What the task asks:
Below are records to repeat exactly. Omit the pictures from the copy.

Given entries:
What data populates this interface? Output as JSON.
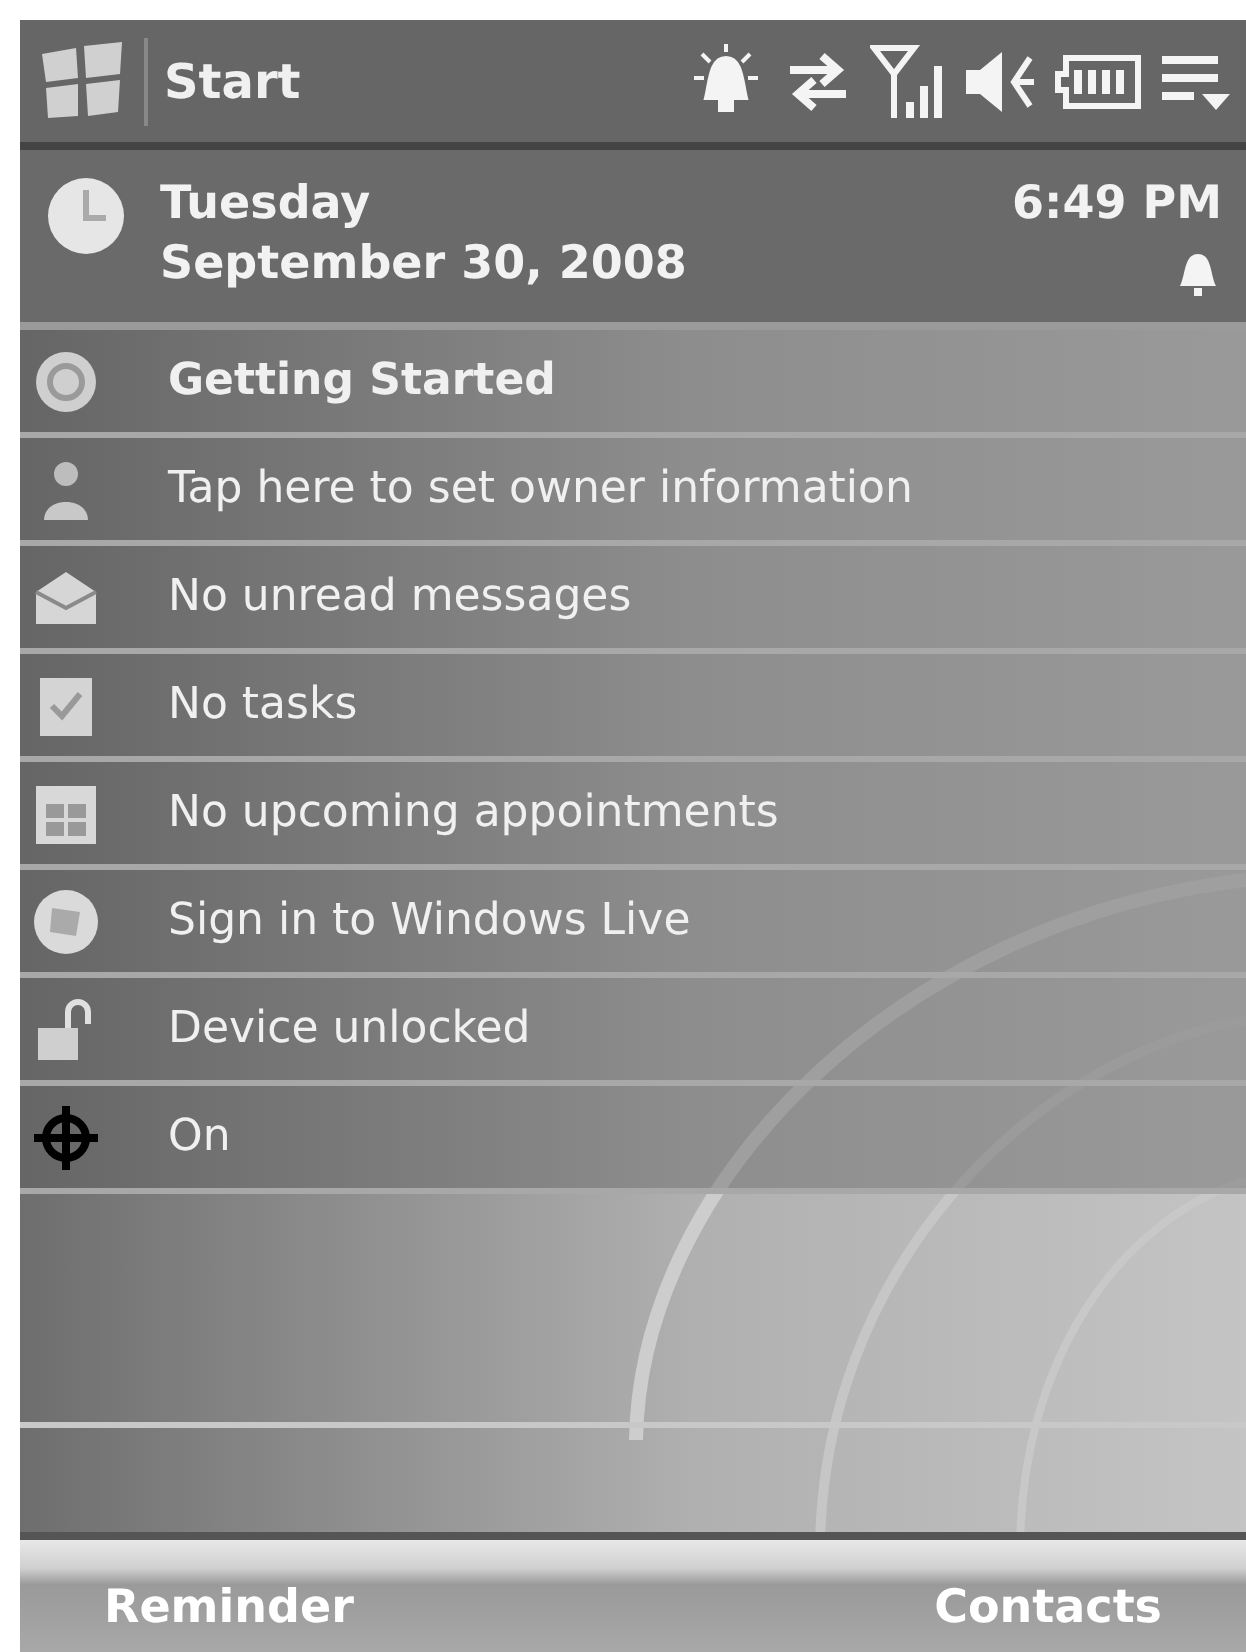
{
  "title_bar": {
    "start_label": "Start"
  },
  "date_panel": {
    "day": "Tuesday",
    "date": "September 30, 2008",
    "time": "6:49 PM"
  },
  "today_items": [
    {
      "text": "Getting Started",
      "emphasis": true
    },
    {
      "text": "Tap here to set owner information",
      "emphasis": false
    },
    {
      "text": "No unread messages",
      "emphasis": false
    },
    {
      "text": "No tasks",
      "emphasis": false
    },
    {
      "text": "No upcoming appointments",
      "emphasis": false
    },
    {
      "text": "Sign in to Windows Live",
      "emphasis": false
    },
    {
      "text": "Device unlocked",
      "emphasis": false
    },
    {
      "text": "On",
      "emphasis": false
    }
  ],
  "soft_keys": {
    "left": "Reminder",
    "right": "Contacts"
  }
}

Task output:
What data populates this interface? Output as JSON.
{
  "title_bar": {
    "start_label": "Start"
  },
  "date_panel": {
    "day": "Tuesday",
    "date": "September 30, 2008",
    "time": "6:49 PM"
  },
  "today_items": [
    {
      "text": "Getting Started",
      "emphasis": true
    },
    {
      "text": "Tap here to set owner information",
      "emphasis": false
    },
    {
      "text": "No unread messages",
      "emphasis": false
    },
    {
      "text": "No tasks",
      "emphasis": false
    },
    {
      "text": "No upcoming appointments",
      "emphasis": false
    },
    {
      "text": "Sign in to Windows Live",
      "emphasis": false
    },
    {
      "text": "Device unlocked",
      "emphasis": false
    },
    {
      "text": "On",
      "emphasis": false
    }
  ],
  "soft_keys": {
    "left": "Reminder",
    "right": "Contacts"
  }
}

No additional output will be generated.